#### What to produce:
Below are the entries; state how many of their lines contain the string "عليه", and nothing more.

------------------------------------------------------------------------

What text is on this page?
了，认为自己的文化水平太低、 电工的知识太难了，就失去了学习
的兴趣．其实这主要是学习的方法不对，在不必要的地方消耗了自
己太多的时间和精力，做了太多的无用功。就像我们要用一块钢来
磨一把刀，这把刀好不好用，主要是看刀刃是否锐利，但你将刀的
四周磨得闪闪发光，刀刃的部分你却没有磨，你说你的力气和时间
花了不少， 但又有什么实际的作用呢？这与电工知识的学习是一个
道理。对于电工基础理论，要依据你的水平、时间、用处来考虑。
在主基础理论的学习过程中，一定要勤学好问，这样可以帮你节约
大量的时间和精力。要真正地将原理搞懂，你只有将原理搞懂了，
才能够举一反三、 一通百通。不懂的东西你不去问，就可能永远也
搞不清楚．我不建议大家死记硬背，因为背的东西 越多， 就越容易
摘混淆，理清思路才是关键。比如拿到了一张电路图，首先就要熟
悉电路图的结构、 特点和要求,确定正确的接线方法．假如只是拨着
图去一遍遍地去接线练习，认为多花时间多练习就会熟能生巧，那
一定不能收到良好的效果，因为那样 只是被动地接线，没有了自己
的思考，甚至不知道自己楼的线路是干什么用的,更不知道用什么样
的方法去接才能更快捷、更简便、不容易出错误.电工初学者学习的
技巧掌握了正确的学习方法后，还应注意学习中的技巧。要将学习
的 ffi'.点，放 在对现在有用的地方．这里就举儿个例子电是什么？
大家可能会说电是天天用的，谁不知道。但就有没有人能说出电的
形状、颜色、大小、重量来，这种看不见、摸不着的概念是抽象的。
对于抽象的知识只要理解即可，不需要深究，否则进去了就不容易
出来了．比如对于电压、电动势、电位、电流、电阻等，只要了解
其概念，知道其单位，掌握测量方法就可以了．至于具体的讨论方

------------------------------------------------------------------------

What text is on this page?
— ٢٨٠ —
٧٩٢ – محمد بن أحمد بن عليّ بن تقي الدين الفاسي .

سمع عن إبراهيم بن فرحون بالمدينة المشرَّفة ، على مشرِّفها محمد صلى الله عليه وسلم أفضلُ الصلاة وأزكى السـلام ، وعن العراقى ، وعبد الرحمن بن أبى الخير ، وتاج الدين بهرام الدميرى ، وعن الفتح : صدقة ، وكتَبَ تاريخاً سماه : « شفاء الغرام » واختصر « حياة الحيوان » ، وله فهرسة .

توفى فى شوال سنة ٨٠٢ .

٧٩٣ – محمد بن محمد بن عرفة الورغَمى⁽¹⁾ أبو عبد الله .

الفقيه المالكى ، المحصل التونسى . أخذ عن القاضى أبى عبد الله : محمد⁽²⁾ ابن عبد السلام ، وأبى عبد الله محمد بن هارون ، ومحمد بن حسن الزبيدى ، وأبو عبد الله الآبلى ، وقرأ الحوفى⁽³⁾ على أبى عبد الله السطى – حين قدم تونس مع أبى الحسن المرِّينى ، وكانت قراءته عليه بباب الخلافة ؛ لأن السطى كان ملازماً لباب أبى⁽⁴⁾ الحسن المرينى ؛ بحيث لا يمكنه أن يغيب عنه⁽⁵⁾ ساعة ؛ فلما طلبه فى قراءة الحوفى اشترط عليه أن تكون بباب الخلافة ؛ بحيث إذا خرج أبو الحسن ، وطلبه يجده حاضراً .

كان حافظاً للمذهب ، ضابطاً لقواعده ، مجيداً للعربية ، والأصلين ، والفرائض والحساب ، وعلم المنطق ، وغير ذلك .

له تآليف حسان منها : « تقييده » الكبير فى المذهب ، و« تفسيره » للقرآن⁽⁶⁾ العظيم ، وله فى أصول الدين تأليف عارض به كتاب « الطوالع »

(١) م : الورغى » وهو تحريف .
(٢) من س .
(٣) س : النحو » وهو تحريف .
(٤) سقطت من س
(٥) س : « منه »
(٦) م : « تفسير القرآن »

------------------------------------------------------------------------

#### Worked solution:
2